Records for the task ▸
%%
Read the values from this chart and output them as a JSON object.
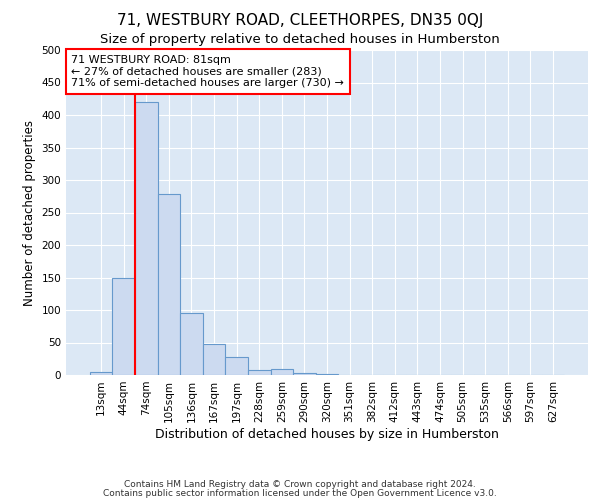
{
  "title": "71, WESTBURY ROAD, CLEETHORPES, DN35 0QJ",
  "subtitle": "Size of property relative to detached houses in Humberston",
  "xlabel": "Distribution of detached houses by size in Humberston",
  "ylabel": "Number of detached properties",
  "footnote1": "Contains HM Land Registry data © Crown copyright and database right 2024.",
  "footnote2": "Contains public sector information licensed under the Open Government Licence v3.0.",
  "categories": [
    "13sqm",
    "44sqm",
    "74sqm",
    "105sqm",
    "136sqm",
    "167sqm",
    "197sqm",
    "228sqm",
    "259sqm",
    "290sqm",
    "320sqm",
    "351sqm",
    "382sqm",
    "412sqm",
    "443sqm",
    "474sqm",
    "505sqm",
    "535sqm",
    "566sqm",
    "597sqm",
    "627sqm"
  ],
  "bar_heights": [
    5,
    150,
    420,
    278,
    95,
    48,
    27,
    7,
    10,
    3,
    2,
    0,
    0,
    0,
    0,
    0,
    0,
    0,
    0,
    0,
    0
  ],
  "bar_color": "#ccdaf0",
  "bar_edgecolor": "#6699cc",
  "bar_linewidth": 0.8,
  "red_line_x": 1.5,
  "annotation_text": "71 WESTBURY ROAD: 81sqm\n← 27% of detached houses are smaller (283)\n71% of semi-detached houses are larger (730) →",
  "annotation_box_color": "white",
  "annotation_box_edgecolor": "red",
  "red_line_color": "red",
  "ylim": [
    0,
    500
  ],
  "yticks": [
    0,
    50,
    100,
    150,
    200,
    250,
    300,
    350,
    400,
    450,
    500
  ],
  "bg_color": "#dce8f5",
  "title_fontsize": 11,
  "subtitle_fontsize": 9.5,
  "xlabel_fontsize": 9,
  "ylabel_fontsize": 8.5,
  "tick_fontsize": 7.5,
  "annot_fontsize": 8,
  "footnote_fontsize": 6.5
}
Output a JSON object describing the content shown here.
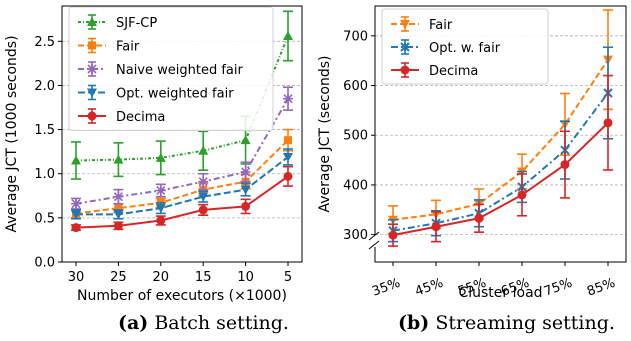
{
  "chart_data": [
    {
      "type": "line",
      "caption_tag": "(a)",
      "caption_text": "Batch setting.",
      "xlabel": "Number of executors (×1000)",
      "ylabel": "Average JCT (1000 seconds)",
      "categories": [
        "30",
        "25",
        "20",
        "15",
        "10",
        "5"
      ],
      "ylim": [
        0,
        2.9
      ],
      "yticks": [
        "0.0",
        "0.5",
        "1.0",
        "1.5",
        "2.0",
        "2.5"
      ],
      "grid": "horizontal dashed",
      "legend_position": "top-left",
      "series": [
        {
          "name": "SJF-CP",
          "color": "#2ca02c",
          "marker": "triangle-up",
          "dash": "3 2 1 2",
          "values": [
            1.15,
            1.16,
            1.18,
            1.26,
            1.38,
            2.56
          ],
          "err": [
            0.21,
            0.19,
            0.19,
            0.22,
            0.27,
            0.28
          ]
        },
        {
          "name": "Fair",
          "color": "#ff7f0e",
          "marker": "square",
          "dash": "6 3",
          "values": [
            0.55,
            0.61,
            0.67,
            0.82,
            0.91,
            1.38
          ],
          "err": [
            0.05,
            0.05,
            0.05,
            0.07,
            0.08,
            0.12
          ]
        },
        {
          "name": "Naive weighted fair",
          "color": "#9467bd",
          "marker": "star",
          "dash": "6 3 2 3",
          "values": [
            0.66,
            0.74,
            0.81,
            0.91,
            1.02,
            1.85
          ],
          "err": [
            0.06,
            0.08,
            0.07,
            0.09,
            0.11,
            0.13
          ]
        },
        {
          "name": "Opt. weighted fair",
          "color": "#1f77b4",
          "marker": "triangle-down",
          "dash": "7 3",
          "values": [
            0.54,
            0.54,
            0.61,
            0.74,
            0.82,
            1.19
          ],
          "err": [
            0.05,
            0.05,
            0.06,
            0.06,
            0.07,
            0.09
          ]
        },
        {
          "name": "Decima",
          "color": "#d62728",
          "marker": "circle",
          "dash": "",
          "values": [
            0.39,
            0.41,
            0.47,
            0.59,
            0.63,
            0.97
          ],
          "err": [
            0.03,
            0.04,
            0.05,
            0.06,
            0.08,
            0.11
          ]
        }
      ]
    },
    {
      "type": "line",
      "caption_tag": "(b)",
      "caption_text": "Streaming setting.",
      "xlabel": "Cluster load",
      "ylabel": "Average JCT (seconds)",
      "categories": [
        "35%",
        "45%",
        "55%",
        "65%",
        "75%",
        "85%"
      ],
      "ylim": [
        245,
        760
      ],
      "yticks": [
        "300",
        "400",
        "500",
        "600",
        "700"
      ],
      "axis_break": true,
      "grid": "horizontal dashed",
      "legend_position": "top-left",
      "series": [
        {
          "name": "Fair",
          "color": "#ff7f0e",
          "marker": "triangle-down",
          "dash": "6 3",
          "values": [
            330,
            341,
            362,
            427,
            522,
            652
          ],
          "err": [
            28,
            28,
            30,
            35,
            62,
            100
          ]
        },
        {
          "name": "Opt. w. fair",
          "color": "#1f77b4",
          "marker": "x",
          "dash": "7 3 2 3",
          "values": [
            308,
            323,
            343,
            396,
            470,
            585
          ],
          "err": [
            22,
            25,
            27,
            31,
            58,
            92
          ]
        },
        {
          "name": "Decima",
          "color": "#d62728",
          "marker": "circle",
          "dash": "",
          "values": [
            299,
            316,
            333,
            380,
            441,
            525
          ],
          "err": [
            22,
            30,
            28,
            42,
            67,
            95
          ]
        }
      ]
    }
  ]
}
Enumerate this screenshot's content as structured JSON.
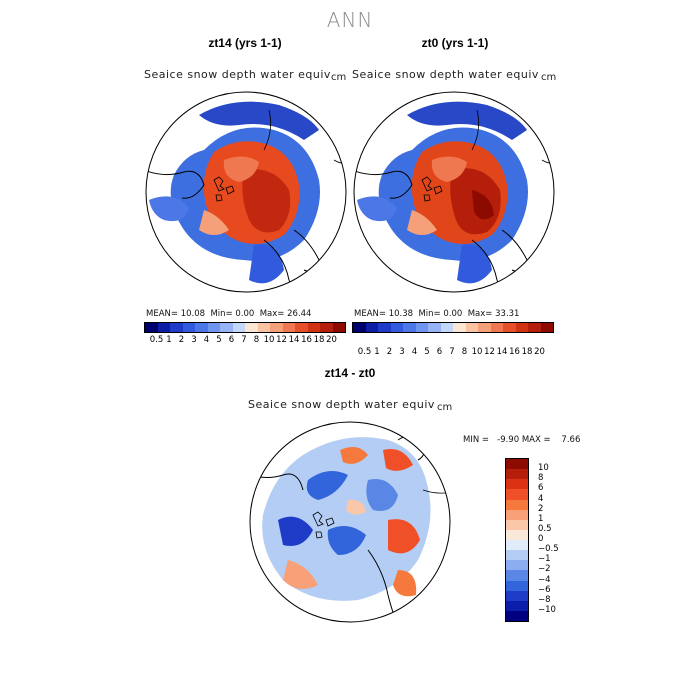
{
  "title": "ANN",
  "panels": [
    {
      "title": "zt14 (yrs 1-1)",
      "variable": "Seaice snow depth water equiv",
      "units": "cm",
      "stats": {
        "mean_label": "MEAN=",
        "mean": "10.08",
        "min_label": "Min=",
        "min": "0.00",
        "max_label": "Max=",
        "max": "26.44"
      }
    },
    {
      "title": "zt0 (yrs 1-1)",
      "variable": "Seaice snow depth water equiv",
      "units": "cm",
      "stats": {
        "mean_label": "MEAN=",
        "mean": "10.38",
        "min_label": "Min=",
        "min": "0.00",
        "max_label": "Max=",
        "max": "33.31"
      }
    }
  ],
  "top_colorbar": {
    "labels": [
      "0.5",
      "1",
      "2",
      "3",
      "4",
      "5",
      "6",
      "7",
      "8",
      "10",
      "12",
      "14",
      "16",
      "18",
      "20"
    ],
    "colors": [
      "#00006e",
      "#0d1ea5",
      "#1e3cc8",
      "#325adc",
      "#4b78e6",
      "#6e96f0",
      "#96b4f5",
      "#c3d7fa",
      "#fae6d2",
      "#fac3a0",
      "#f5a078",
      "#f07850",
      "#e65028",
      "#d23214",
      "#b41e0a",
      "#8c0a00"
    ]
  },
  "diff": {
    "title": "zt14 - zt0",
    "variable": "Seaice snow depth water equiv",
    "units": "cm",
    "minmax_label": "MIN =   -9.90 MAX =    7.66",
    "colorbar_labels": [
      "10",
      "8",
      "6",
      "4",
      "2",
      "1",
      "0.5",
      "0",
      "−0.5",
      "−1",
      "−2",
      "−4",
      "−6",
      "−8",
      "−10"
    ],
    "colorbar_colors": [
      "#8c0a00",
      "#b41e0a",
      "#dc3214",
      "#f05028",
      "#f5783c",
      "#f8a078",
      "#fac8a8",
      "#fae8d8",
      "#e0ecfa",
      "#b4cdf5",
      "#8cadf0",
      "#5a87e6",
      "#3264dc",
      "#1e3cc8",
      "#0a1eaa",
      "#000080"
    ]
  }
}
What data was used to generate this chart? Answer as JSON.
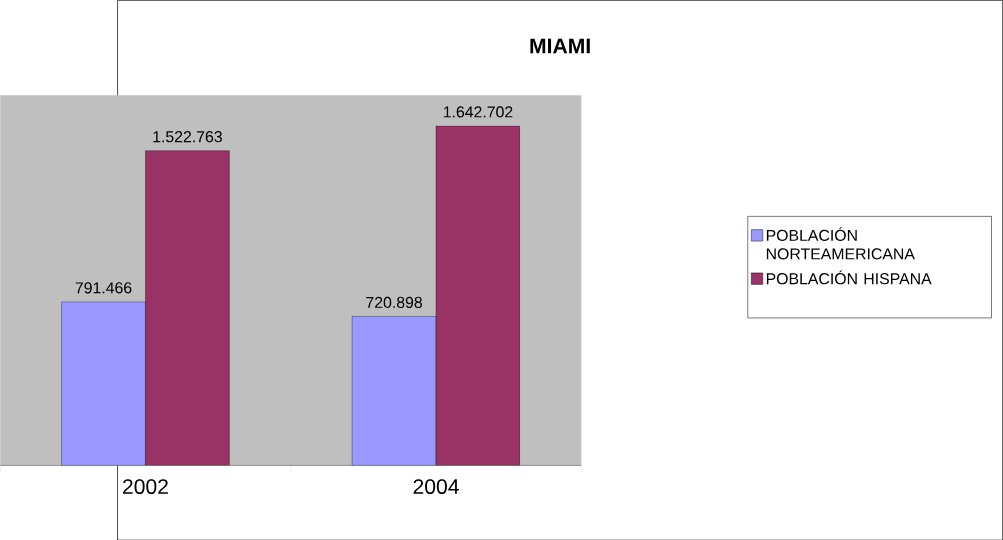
%%
Exclude the images, then output the data above word for word.

Read the values from this chart and output them as a JSON object.
{
  "title": "71, WESTBURY ROAD, CLEETHORPES, DN35 0QJ",
  "subtitle": "Size of property relative to detached houses in Humberston",
  "xlabel": "Distribution of detached houses by size in Humberston",
  "ylabel": "Number of detached properties",
  "footnote1": "Contains HM Land Registry data © Crown copyright and database right 2024.",
  "footnote2": "Contains public sector information licensed under the Open Government Licence v3.0.",
  "categories": [
    "13sqm",
    "44sqm",
    "74sqm",
    "105sqm",
    "136sqm",
    "167sqm",
    "197sqm",
    "228sqm",
    "259sqm",
    "290sqm",
    "320sqm",
    "351sqm",
    "382sqm",
    "412sqm",
    "443sqm",
    "474sqm",
    "505sqm",
    "535sqm",
    "566sqm",
    "597sqm",
    "627sqm"
  ],
  "bar_heights": [
    5,
    150,
    420,
    278,
    95,
    48,
    27,
    7,
    10,
    3,
    2,
    0,
    0,
    0,
    0,
    0,
    0,
    0,
    0,
    0,
    0
  ],
  "bar_color": "#ccdaf0",
  "bar_edgecolor": "#6699cc",
  "bar_linewidth": 0.8,
  "red_line_x": 1.5,
  "annotation_text": "71 WESTBURY ROAD: 81sqm\n← 27% of detached houses are smaller (283)\n71% of semi-detached houses are larger (730) →",
  "annotation_box_color": "white",
  "annotation_box_edgecolor": "red",
  "red_line_color": "red",
  "ylim": [
    0,
    500
  ],
  "yticks": [
    0,
    50,
    100,
    150,
    200,
    250,
    300,
    350,
    400,
    450,
    500
  ],
  "bg_color": "#dce8f5",
  "title_fontsize": 11,
  "subtitle_fontsize": 9.5,
  "xlabel_fontsize": 9,
  "ylabel_fontsize": 8.5,
  "tick_fontsize": 7.5,
  "annot_fontsize": 8,
  "footnote_fontsize": 6.5
}
Output a JSON object describing the content shown here.
{
  "chart_data": [
    {
      "type": "line",
      "caption_tag": "(a)",
      "caption_text": "Batch setting.",
      "xlabel": "Number of executors (×1000)",
      "ylabel": "Average JCT (1000 seconds)",
      "categories": [
        "30",
        "25",
        "20",
        "15",
        "10",
        "5"
      ],
      "ylim": [
        0,
        2.9
      ],
      "yticks": [
        "0.0",
        "0.5",
        "1.0",
        "1.5",
        "2.0",
        "2.5"
      ],
      "grid": "horizontal dashed",
      "legend_position": "top-left",
      "series": [
        {
          "name": "SJF-CP",
          "color": "#2ca02c",
          "marker": "triangle-up",
          "dash": "3 2 1 2",
          "values": [
            1.15,
            1.16,
            1.18,
            1.26,
            1.38,
            2.56
          ],
          "err": [
            0.21,
            0.19,
            0.19,
            0.22,
            0.27,
            0.28
          ]
        },
        {
          "name": "Fair",
          "color": "#ff7f0e",
          "marker": "square",
          "dash": "6 3",
          "values": [
            0.55,
            0.61,
            0.67,
            0.82,
            0.91,
            1.38
          ],
          "err": [
            0.05,
            0.05,
            0.05,
            0.07,
            0.08,
            0.12
          ]
        },
        {
          "name": "Naive weighted fair",
          "color": "#9467bd",
          "marker": "star",
          "dash": "6 3 2 3",
          "values": [
            0.66,
            0.74,
            0.81,
            0.91,
            1.02,
            1.85
          ],
          "err": [
            0.06,
            0.08,
            0.07,
            0.09,
            0.11,
            0.13
          ]
        },
        {
          "name": "Opt. weighted fair",
          "color": "#1f77b4",
          "marker": "triangle-down",
          "dash": "7 3",
          "values": [
            0.54,
            0.54,
            0.61,
            0.74,
            0.82,
            1.19
          ],
          "err": [
            0.05,
            0.05,
            0.06,
            0.06,
            0.07,
            0.09
          ]
        },
        {
          "name": "Decima",
          "color": "#d62728",
          "marker": "circle",
          "dash": "",
          "values": [
            0.39,
            0.41,
            0.47,
            0.59,
            0.63,
            0.97
          ],
          "err": [
            0.03,
            0.04,
            0.05,
            0.06,
            0.08,
            0.11
          ]
        }
      ]
    },
    {
      "type": "line",
      "caption_tag": "(b)",
      "caption_text": "Streaming setting.",
      "xlabel": "Cluster load",
      "ylabel": "Average JCT (seconds)",
      "categories": [
        "35%",
        "45%",
        "55%",
        "65%",
        "75%",
        "85%"
      ],
      "ylim": [
        245,
        760
      ],
      "yticks": [
        "300",
        "400",
        "500",
        "600",
        "700"
      ],
      "axis_break": true,
      "grid": "horizontal dashed",
      "legend_position": "top-left",
      "series": [
        {
          "name": "Fair",
          "color": "#ff7f0e",
          "marker": "triangle-down",
          "dash": "6 3",
          "values": [
            330,
            341,
            362,
            427,
            522,
            652
          ],
          "err": [
            28,
            28,
            30,
            35,
            62,
            100
          ]
        },
        {
          "name": "Opt. w. fair",
          "color": "#1f77b4",
          "marker": "x",
          "dash": "7 3 2 3",
          "values": [
            308,
            323,
            343,
            396,
            470,
            585
          ],
          "err": [
            22,
            25,
            27,
            31,
            58,
            92
          ]
        },
        {
          "name": "Decima",
          "color": "#d62728",
          "marker": "circle",
          "dash": "",
          "values": [
            299,
            316,
            333,
            380,
            441,
            525
          ],
          "err": [
            22,
            30,
            28,
            42,
            67,
            95
          ]
        }
      ]
    }
  ]
}
Enumerate this screenshot's content as structured JSON.
{
  "title": "ANN",
  "panels": [
    {
      "title": "zt14 (yrs 1-1)",
      "variable": "Seaice snow depth water equiv",
      "units": "cm",
      "stats": {
        "mean_label": "MEAN=",
        "mean": "10.08",
        "min_label": "Min=",
        "min": "0.00",
        "max_label": "Max=",
        "max": "26.44"
      }
    },
    {
      "title": "zt0 (yrs 1-1)",
      "variable": "Seaice snow depth water equiv",
      "units": "cm",
      "stats": {
        "mean_label": "MEAN=",
        "mean": "10.38",
        "min_label": "Min=",
        "min": "0.00",
        "max_label": "Max=",
        "max": "33.31"
      }
    }
  ],
  "top_colorbar": {
    "labels": [
      "0.5",
      "1",
      "2",
      "3",
      "4",
      "5",
      "6",
      "7",
      "8",
      "10",
      "12",
      "14",
      "16",
      "18",
      "20"
    ],
    "colors": [
      "#00006e",
      "#0d1ea5",
      "#1e3cc8",
      "#325adc",
      "#4b78e6",
      "#6e96f0",
      "#96b4f5",
      "#c3d7fa",
      "#fae6d2",
      "#fac3a0",
      "#f5a078",
      "#f07850",
      "#e65028",
      "#d23214",
      "#b41e0a",
      "#8c0a00"
    ]
  },
  "diff": {
    "title": "zt14 - zt0",
    "variable": "Seaice snow depth water equiv",
    "units": "cm",
    "minmax_label": "MIN =   -9.90 MAX =    7.66",
    "colorbar_labels": [
      "10",
      "8",
      "6",
      "4",
      "2",
      "1",
      "0.5",
      "0",
      "−0.5",
      "−1",
      "−2",
      "−4",
      "−6",
      "−8",
      "−10"
    ],
    "colorbar_colors": [
      "#8c0a00",
      "#b41e0a",
      "#dc3214",
      "#f05028",
      "#f5783c",
      "#f8a078",
      "#fac8a8",
      "#fae8d8",
      "#e0ecfa",
      "#b4cdf5",
      "#8cadf0",
      "#5a87e6",
      "#3264dc",
      "#1e3cc8",
      "#0a1eaa",
      "#000080"
    ]
  }
}
What data was used to generate this chart? Answer as JSON.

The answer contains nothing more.